>> begin Supplied material

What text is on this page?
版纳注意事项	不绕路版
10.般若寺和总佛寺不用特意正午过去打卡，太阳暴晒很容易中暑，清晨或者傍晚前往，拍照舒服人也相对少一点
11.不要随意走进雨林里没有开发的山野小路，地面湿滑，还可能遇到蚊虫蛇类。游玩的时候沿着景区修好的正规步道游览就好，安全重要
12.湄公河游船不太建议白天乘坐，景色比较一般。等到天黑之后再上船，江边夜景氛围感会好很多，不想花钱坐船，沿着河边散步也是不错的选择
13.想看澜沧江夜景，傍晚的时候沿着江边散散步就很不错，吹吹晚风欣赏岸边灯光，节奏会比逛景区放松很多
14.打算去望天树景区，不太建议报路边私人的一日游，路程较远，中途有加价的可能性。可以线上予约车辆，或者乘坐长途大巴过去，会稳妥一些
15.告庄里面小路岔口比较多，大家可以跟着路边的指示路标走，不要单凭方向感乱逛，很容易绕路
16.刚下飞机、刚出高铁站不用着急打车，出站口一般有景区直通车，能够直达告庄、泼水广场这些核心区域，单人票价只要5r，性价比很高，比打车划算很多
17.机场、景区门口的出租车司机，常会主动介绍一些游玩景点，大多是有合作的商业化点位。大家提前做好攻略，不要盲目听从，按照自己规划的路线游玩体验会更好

>> end Supplied material

» **Exercise description**: Write the data out again in full and exactly.

» **Final result**:
What text is on this page?
版纳注意事项	不绕路版
10.般若寺和总佛寺不用特意正午过去打卡，太阳暴晒很容易中暑，清晨或者傍晚前往，拍照舒服人也相对少一点
11.不要随意走进雨林里没有开发的山野小路，地面湿滑，还可能遇到蚊虫蛇类。游玩的时候沿着景区修好的正规步道游览就好，安全重要
12.湄公河游船不太建议白天乘坐，景色比较一般。等到天黑之后再上船，江边夜景氛围感会好很多，不想花钱坐船，沿着河边散步也是不错的选择
13.想看澜沧江夜景，傍晚的时候沿着江边散散步就很不错，吹吹晚风欣赏岸边灯光，节奏会比逛景区放松很多
14.打算去望天树景区，不太建议报路边私人的一日游，路程较远，中途有加价的可能性。可以线上予约车辆，或者乘坐长途大巴过去，会稳妥一些
15.告庄里面小路岔口比较多，大家可以跟着路边的指示路标走，不要单凭方向感乱逛，很容易绕路
16.刚下飞机、刚出高铁站不用着急打车，出站口一般有景区直通车，能够直达告庄、泼水广场这些核心区域，单人票价只要5r，性价比很高，比打车划算很多
17.机场、景区门口的出租车司机，常会主动介绍一些游玩景点，大多是有合作的商业化点位。大家提前做好攻略，不要盲目听从，按照自己规划的路线游玩体验会更好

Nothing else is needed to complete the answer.